*En qué consiste*:
Reproduce todas las líneas de los registros sin alterar ningún carácter y sin omitir ninguna.

=== Datos proporcionados ===

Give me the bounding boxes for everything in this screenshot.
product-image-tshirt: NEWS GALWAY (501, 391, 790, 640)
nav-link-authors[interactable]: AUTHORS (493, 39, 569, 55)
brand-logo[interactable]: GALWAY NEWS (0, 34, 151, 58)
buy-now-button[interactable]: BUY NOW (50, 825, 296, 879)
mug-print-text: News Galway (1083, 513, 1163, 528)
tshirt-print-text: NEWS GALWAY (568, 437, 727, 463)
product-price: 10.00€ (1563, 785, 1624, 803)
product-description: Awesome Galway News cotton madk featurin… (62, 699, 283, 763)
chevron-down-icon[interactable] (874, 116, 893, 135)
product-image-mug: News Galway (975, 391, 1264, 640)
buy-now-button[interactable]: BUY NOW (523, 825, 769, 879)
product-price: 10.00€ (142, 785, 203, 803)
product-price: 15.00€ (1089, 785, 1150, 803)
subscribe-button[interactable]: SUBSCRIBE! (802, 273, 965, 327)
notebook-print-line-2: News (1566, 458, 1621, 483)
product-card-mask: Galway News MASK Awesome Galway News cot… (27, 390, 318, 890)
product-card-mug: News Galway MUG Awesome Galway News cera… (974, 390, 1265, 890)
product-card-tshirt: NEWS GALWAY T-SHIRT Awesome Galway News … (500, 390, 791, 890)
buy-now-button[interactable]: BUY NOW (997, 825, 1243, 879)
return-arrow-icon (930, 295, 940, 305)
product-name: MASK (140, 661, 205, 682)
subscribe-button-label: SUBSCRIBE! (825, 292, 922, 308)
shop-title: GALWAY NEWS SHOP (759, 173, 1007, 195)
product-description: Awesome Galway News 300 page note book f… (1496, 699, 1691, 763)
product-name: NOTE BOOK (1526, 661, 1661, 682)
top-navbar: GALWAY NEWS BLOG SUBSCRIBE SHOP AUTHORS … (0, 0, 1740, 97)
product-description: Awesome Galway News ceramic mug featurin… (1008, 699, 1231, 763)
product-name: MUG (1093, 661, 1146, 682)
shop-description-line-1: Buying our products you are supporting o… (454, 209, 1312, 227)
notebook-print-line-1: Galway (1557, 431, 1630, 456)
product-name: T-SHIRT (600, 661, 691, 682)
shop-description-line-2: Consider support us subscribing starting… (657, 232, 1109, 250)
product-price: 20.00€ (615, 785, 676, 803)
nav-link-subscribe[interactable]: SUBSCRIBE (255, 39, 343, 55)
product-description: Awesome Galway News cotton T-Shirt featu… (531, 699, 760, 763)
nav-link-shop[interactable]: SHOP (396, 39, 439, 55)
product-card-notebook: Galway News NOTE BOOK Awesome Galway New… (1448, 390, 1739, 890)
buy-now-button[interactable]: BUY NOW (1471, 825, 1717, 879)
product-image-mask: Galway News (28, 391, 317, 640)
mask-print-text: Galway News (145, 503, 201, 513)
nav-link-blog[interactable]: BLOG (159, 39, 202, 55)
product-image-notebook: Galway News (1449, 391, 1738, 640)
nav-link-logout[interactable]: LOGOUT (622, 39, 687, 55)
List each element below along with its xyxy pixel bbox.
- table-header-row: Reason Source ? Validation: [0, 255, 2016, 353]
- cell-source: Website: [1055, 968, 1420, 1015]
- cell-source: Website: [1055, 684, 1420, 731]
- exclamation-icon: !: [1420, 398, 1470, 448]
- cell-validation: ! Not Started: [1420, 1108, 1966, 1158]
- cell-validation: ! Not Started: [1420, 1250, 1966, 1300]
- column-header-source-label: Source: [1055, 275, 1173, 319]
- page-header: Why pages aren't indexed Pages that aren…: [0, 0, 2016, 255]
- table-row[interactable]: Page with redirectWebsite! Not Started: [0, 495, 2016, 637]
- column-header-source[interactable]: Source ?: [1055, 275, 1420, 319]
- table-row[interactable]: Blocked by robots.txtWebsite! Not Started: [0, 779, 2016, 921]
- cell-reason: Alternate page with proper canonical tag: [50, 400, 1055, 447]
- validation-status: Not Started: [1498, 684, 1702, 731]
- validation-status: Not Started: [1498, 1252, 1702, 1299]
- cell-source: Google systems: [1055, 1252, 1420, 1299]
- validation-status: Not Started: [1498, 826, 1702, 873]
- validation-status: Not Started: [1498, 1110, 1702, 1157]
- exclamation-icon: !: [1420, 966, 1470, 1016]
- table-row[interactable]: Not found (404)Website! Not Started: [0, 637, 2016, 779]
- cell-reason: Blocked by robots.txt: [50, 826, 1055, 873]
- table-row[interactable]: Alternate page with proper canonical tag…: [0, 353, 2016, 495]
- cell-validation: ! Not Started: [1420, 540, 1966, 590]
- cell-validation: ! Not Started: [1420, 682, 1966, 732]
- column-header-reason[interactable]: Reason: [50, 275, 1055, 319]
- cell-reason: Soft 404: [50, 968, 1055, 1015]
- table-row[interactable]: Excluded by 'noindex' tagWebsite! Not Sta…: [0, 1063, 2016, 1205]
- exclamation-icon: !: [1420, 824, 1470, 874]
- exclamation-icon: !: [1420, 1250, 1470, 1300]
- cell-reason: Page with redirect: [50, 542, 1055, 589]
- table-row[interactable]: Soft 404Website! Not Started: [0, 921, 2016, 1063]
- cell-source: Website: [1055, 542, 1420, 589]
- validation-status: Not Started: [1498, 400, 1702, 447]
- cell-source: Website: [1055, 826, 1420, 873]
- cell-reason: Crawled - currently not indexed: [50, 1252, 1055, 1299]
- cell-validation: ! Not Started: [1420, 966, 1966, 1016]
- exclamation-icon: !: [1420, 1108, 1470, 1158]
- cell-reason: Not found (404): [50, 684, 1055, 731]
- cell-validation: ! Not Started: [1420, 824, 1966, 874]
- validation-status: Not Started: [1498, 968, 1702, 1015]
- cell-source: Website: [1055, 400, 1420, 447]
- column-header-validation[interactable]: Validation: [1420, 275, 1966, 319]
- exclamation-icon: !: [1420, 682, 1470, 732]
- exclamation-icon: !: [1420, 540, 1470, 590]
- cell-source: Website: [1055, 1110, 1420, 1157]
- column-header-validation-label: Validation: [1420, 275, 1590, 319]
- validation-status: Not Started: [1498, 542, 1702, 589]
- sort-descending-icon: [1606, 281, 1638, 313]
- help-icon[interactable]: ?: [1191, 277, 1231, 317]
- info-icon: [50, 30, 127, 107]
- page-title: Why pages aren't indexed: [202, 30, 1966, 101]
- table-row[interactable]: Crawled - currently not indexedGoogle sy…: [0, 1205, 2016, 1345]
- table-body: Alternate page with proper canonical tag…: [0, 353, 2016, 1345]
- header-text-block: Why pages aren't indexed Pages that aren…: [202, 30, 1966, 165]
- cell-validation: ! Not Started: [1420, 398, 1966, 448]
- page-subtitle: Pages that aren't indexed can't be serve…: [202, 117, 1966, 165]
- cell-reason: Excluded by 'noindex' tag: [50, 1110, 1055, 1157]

===

*Resultado final*:
Give me the bounding boxes for everything in this screenshot.
product-image-tshirt: NEWS GALWAY (501, 391, 790, 640)
nav-link-authors[interactable]: AUTHORS (493, 39, 569, 55)
brand-logo[interactable]: GALWAY NEWS (0, 34, 151, 58)
buy-now-button[interactable]: BUY NOW (50, 825, 296, 879)
mug-print-text: News Galway (1083, 513, 1163, 528)
tshirt-print-text: NEWS GALWAY (568, 437, 727, 463)
product-price: 10.00€ (1563, 785, 1624, 803)
product-description: Awesome Galway News cotton madk featurin… (62, 699, 283, 763)
chevron-down-icon[interactable] (874, 116, 893, 135)
product-image-mug: News Galway (975, 391, 1264, 640)
buy-now-button[interactable]: BUY NOW (523, 825, 769, 879)
product-price: 10.00€ (142, 785, 203, 803)
product-price: 15.00€ (1089, 785, 1150, 803)
subscribe-button[interactable]: SUBSCRIBE! (802, 273, 965, 327)
notebook-print-line-2: News (1566, 458, 1621, 483)
product-card-mask: Galway News MASK Awesome Galway News cot… (27, 390, 318, 890)
product-card-mug: News Galway MUG Awesome Galway News cera… (974, 390, 1265, 890)
product-card-tshirt: NEWS GALWAY T-SHIRT Awesome Galway News … (500, 390, 791, 890)
buy-now-button[interactable]: BUY NOW (997, 825, 1243, 879)
return-arrow-icon (930, 295, 940, 305)
product-name: MASK (140, 661, 205, 682)
subscribe-button-label: SUBSCRIBE! (825, 292, 922, 308)
shop-title: GALWAY NEWS SHOP (759, 173, 1007, 195)
product-description: Awesome Galway News 300 page note book f… (1496, 699, 1691, 763)
product-name: NOTE BOOK (1526, 661, 1661, 682)
top-navbar: GALWAY NEWS BLOG SUBSCRIBE SHOP AUTHORS … (0, 0, 1740, 97)
product-description: Awesome Galway News ceramic mug featurin… (1008, 699, 1231, 763)
product-name: MUG (1093, 661, 1146, 682)
shop-description-line-1: Buying our products you are supporting o… (454, 209, 1312, 227)
notebook-print-line-1: Galway (1557, 431, 1630, 456)
product-name: T-SHIRT (600, 661, 691, 682)
shop-description-line-2: Consider support us subscribing starting… (657, 232, 1109, 250)
product-price: 20.00€ (615, 785, 676, 803)
nav-link-subscribe[interactable]: SUBSCRIBE (255, 39, 343, 55)
product-description: Awesome Galway News cotton T-Shirt featu… (531, 699, 760, 763)
nav-link-shop[interactable]: SHOP (396, 39, 439, 55)
product-card-notebook: Galway News NOTE BOOK Awesome Galway New… (1448, 390, 1739, 890)
buy-now-button[interactable]: BUY NOW (1471, 825, 1717, 879)
product-image-mask: Galway News (28, 391, 317, 640)
mask-print-text: Galway News (145, 503, 201, 513)
nav-link-blog[interactable]: BLOG (159, 39, 202, 55)
product-image-notebook: Galway News (1449, 391, 1738, 640)
nav-link-logout[interactable]: LOGOUT (622, 39, 687, 55)
List each element below along with its xyxy pixel bbox.
- table-header-row: Reason Source ? Validation: [0, 255, 2016, 353]
- cell-source: Website: [1055, 968, 1420, 1015]
- cell-source: Website: [1055, 684, 1420, 731]
- exclamation-icon: !: [1420, 398, 1470, 448]
- cell-validation: ! Not Started: [1420, 1108, 1966, 1158]
- cell-validation: ! Not Started: [1420, 1250, 1966, 1300]
- column-header-source-label: Source: [1055, 275, 1173, 319]
- page-header: Why pages aren't indexed Pages that aren…: [0, 0, 2016, 255]
- table-row[interactable]: Page with redirectWebsite! Not Started: [0, 495, 2016, 637]
- column-header-source[interactable]: Source ?: [1055, 275, 1420, 319]
- table-row[interactable]: Blocked by robots.txtWebsite! Not Started: [0, 779, 2016, 921]
- cell-reason: Alternate page with proper canonical tag: [50, 400, 1055, 447]
- validation-status: Not Started: [1498, 684, 1702, 731]
- validation-status: Not Started: [1498, 1252, 1702, 1299]
- cell-source: Google systems: [1055, 1252, 1420, 1299]
- validation-status: Not Started: [1498, 826, 1702, 873]
- validation-status: Not Started: [1498, 1110, 1702, 1157]
- exclamation-icon: !: [1420, 966, 1470, 1016]
- table-row[interactable]: Not found (404)Website! Not Started: [0, 637, 2016, 779]
- cell-reason: Blocked by robots.txt: [50, 826, 1055, 873]
- table-row[interactable]: Alternate page with proper canonical tag…: [0, 353, 2016, 495]
- cell-validation: ! Not Started: [1420, 540, 1966, 590]
- cell-validation: ! Not Started: [1420, 682, 1966, 732]
- column-header-reason[interactable]: Reason: [50, 275, 1055, 319]
- cell-reason: Soft 404: [50, 968, 1055, 1015]
- table-row[interactable]: Excluded by 'noindex' tagWebsite! Not Sta…: [0, 1063, 2016, 1205]
- exclamation-icon: !: [1420, 824, 1470, 874]
- exclamation-icon: !: [1420, 1250, 1470, 1300]
- cell-reason: Page with redirect: [50, 542, 1055, 589]
- table-row[interactable]: Soft 404Website! Not Started: [0, 921, 2016, 1063]
- cell-source: Website: [1055, 542, 1420, 589]
- validation-status: Not Started: [1498, 400, 1702, 447]
- cell-source: Website: [1055, 826, 1420, 873]
- cell-reason: Crawled - currently not indexed: [50, 1252, 1055, 1299]
- cell-validation: ! Not Started: [1420, 966, 1966, 1016]
- exclamation-icon: !: [1420, 1108, 1470, 1158]
- cell-reason: Not found (404): [50, 684, 1055, 731]
- cell-validation: ! Not Started: [1420, 824, 1966, 874]
- validation-status: Not Started: [1498, 968, 1702, 1015]
- cell-source: Website: [1055, 400, 1420, 447]
- column-header-validation[interactable]: Validation: [1420, 275, 1966, 319]
- exclamation-icon: !: [1420, 682, 1470, 732]
- exclamation-icon: !: [1420, 540, 1470, 590]
- cell-source: Website: [1055, 1110, 1420, 1157]
- column-header-validation-label: Validation: [1420, 275, 1590, 319]
- validation-status: Not Started: [1498, 542, 1702, 589]
- sort-descending-icon: [1606, 281, 1638, 313]
- help-icon[interactable]: ?: [1191, 277, 1231, 317]
- info-icon: [50, 30, 127, 107]
- page-title: Why pages aren't indexed: [202, 30, 1966, 101]
- table-row[interactable]: Crawled - currently not indexedGoogle sy…: [0, 1205, 2016, 1345]
- table-body: Alternate page with proper canonical tag…: [0, 353, 2016, 1345]
- header-text-block: Why pages aren't indexed Pages that aren…: [202, 30, 1966, 165]
- cell-validation: ! Not Started: [1420, 398, 1966, 448]
- page-subtitle: Pages that aren't indexed can't be serve…: [202, 117, 1966, 165]
- cell-reason: Excluded by 'noindex' tag: [50, 1110, 1055, 1157]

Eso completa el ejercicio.